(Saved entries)
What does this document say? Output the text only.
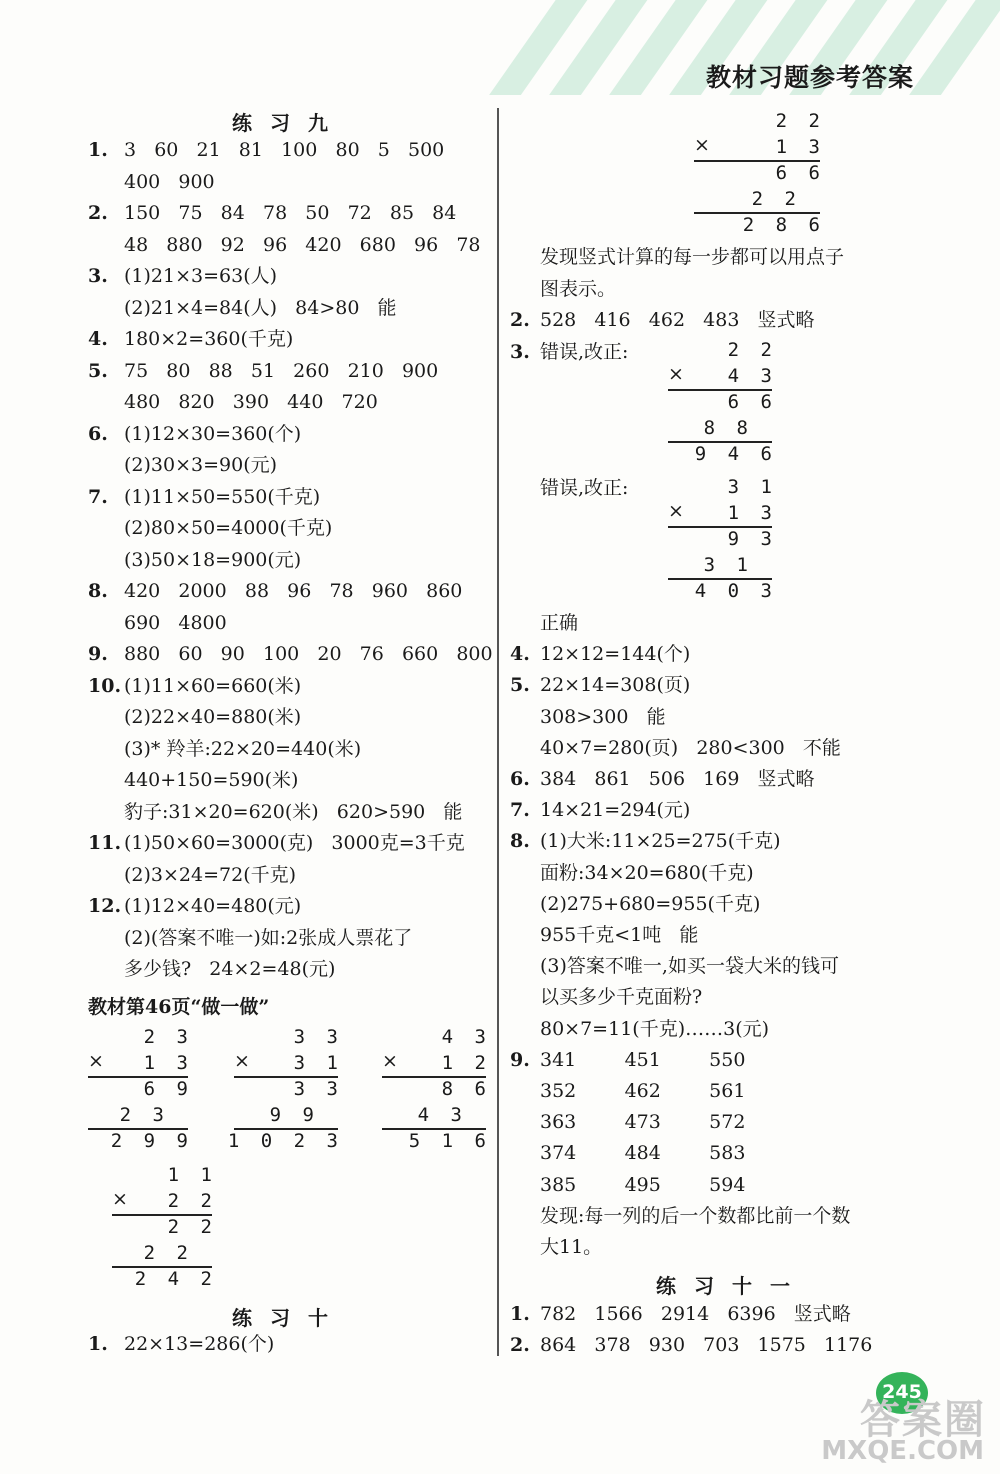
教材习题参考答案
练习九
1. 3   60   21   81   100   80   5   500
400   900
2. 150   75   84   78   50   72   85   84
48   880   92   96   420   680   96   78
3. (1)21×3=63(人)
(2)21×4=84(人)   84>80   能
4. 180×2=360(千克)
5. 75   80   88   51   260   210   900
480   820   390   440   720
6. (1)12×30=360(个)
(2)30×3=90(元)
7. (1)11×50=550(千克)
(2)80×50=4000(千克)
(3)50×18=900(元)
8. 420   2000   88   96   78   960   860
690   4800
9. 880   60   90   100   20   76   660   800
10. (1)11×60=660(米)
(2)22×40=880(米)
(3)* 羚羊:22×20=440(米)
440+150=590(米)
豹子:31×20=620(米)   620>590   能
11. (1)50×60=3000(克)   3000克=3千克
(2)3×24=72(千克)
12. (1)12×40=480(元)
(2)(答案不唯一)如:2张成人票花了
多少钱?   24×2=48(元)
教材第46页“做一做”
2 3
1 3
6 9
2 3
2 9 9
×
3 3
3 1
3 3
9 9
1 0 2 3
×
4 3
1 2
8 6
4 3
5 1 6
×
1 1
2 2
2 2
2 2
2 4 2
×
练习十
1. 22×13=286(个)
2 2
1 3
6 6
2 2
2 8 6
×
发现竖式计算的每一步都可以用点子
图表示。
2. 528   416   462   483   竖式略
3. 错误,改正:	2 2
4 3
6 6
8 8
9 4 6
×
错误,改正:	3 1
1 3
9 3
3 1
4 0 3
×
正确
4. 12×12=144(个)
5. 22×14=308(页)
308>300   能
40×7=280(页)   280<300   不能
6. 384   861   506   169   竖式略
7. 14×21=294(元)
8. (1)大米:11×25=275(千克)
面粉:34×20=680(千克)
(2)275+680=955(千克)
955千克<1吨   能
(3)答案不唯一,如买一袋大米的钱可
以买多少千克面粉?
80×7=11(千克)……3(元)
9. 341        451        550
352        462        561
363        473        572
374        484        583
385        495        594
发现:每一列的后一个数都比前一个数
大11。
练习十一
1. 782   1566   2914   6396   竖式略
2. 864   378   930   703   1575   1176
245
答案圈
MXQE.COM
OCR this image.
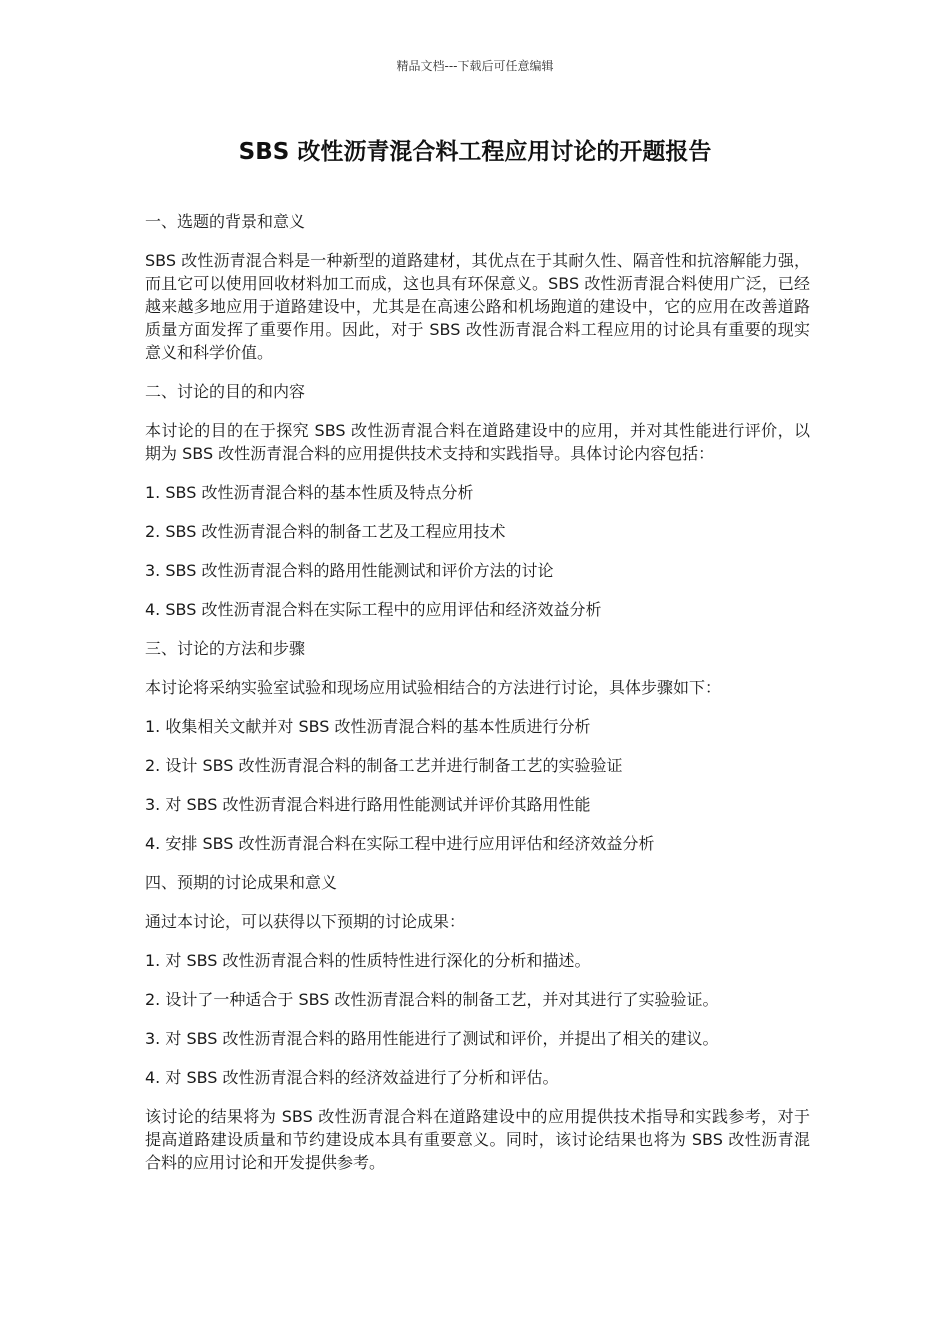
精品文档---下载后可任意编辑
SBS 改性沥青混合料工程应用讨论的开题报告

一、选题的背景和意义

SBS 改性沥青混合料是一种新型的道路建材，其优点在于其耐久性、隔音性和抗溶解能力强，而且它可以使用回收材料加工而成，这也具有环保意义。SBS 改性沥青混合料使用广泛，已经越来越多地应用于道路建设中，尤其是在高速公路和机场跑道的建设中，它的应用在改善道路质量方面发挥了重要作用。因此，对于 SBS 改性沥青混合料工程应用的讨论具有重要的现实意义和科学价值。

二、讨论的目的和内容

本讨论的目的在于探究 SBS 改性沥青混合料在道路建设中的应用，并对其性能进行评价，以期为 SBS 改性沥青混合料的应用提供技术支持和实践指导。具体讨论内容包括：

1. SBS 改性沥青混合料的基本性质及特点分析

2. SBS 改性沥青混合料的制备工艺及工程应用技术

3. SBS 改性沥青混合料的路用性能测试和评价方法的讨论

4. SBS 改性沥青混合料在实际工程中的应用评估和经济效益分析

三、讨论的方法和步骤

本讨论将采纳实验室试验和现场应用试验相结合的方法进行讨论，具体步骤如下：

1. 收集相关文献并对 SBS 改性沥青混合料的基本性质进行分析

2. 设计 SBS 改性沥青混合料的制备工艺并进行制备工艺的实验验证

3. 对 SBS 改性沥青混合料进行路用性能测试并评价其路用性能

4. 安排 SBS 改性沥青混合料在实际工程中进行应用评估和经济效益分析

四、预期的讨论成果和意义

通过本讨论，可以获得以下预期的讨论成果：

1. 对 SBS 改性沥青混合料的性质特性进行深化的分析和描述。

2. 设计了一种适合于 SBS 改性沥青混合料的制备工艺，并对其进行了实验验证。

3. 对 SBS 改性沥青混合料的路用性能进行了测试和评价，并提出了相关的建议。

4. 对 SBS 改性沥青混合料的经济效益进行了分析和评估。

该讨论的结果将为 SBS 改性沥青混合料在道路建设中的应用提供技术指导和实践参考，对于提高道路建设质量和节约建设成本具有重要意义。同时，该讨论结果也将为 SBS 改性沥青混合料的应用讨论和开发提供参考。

[Set task] Skip the pictures and copy exactly the lines from the one containing "OCR this image." through the end of the material, both ends included.

[Task output]
OCR this image.
精品文档---下载后可任意编辑
SBS 改性沥青混合料工程应用讨论的开题报告

一、选题的背景和意义

SBS 改性沥青混合料是一种新型的道路建材，其优点在于其耐久性、隔音性和抗溶解能力强，而且它可以使用回收材料加工而成，这也具有环保意义。SBS 改性沥青混合料使用广泛，已经越来越多地应用于道路建设中，尤其是在高速公路和机场跑道的建设中，它的应用在改善道路质量方面发挥了重要作用。因此，对于 SBS 改性沥青混合料工程应用的讨论具有重要的现实意义和科学价值。

二、讨论的目的和内容

本讨论的目的在于探究 SBS 改性沥青混合料在道路建设中的应用，并对其性能进行评价，以期为 SBS 改性沥青混合料的应用提供技术支持和实践指导。具体讨论内容包括：

1. SBS 改性沥青混合料的基本性质及特点分析

2. SBS 改性沥青混合料的制备工艺及工程应用技术

3. SBS 改性沥青混合料的路用性能测试和评价方法的讨论

4. SBS 改性沥青混合料在实际工程中的应用评估和经济效益分析

三、讨论的方法和步骤

本讨论将采纳实验室试验和现场应用试验相结合的方法进行讨论，具体步骤如下：

1. 收集相关文献并对 SBS 改性沥青混合料的基本性质进行分析

2. 设计 SBS 改性沥青混合料的制备工艺并进行制备工艺的实验验证

3. 对 SBS 改性沥青混合料进行路用性能测试并评价其路用性能

4. 安排 SBS 改性沥青混合料在实际工程中进行应用评估和经济效益分析

四、预期的讨论成果和意义

通过本讨论，可以获得以下预期的讨论成果：

1. 对 SBS 改性沥青混合料的性质特性进行深化的分析和描述。

2. 设计了一种适合于 SBS 改性沥青混合料的制备工艺，并对其进行了实验验证。

3. 对 SBS 改性沥青混合料的路用性能进行了测试和评价，并提出了相关的建议。

4. 对 SBS 改性沥青混合料的经济效益进行了分析和评估。

该讨论的结果将为 SBS 改性沥青混合料在道路建设中的应用提供技术指导和实践参考，对于提高道路建设质量和节约建设成本具有重要意义。同时，该讨论结果也将为 SBS 改性沥青混合料的应用讨论和开发提供参考。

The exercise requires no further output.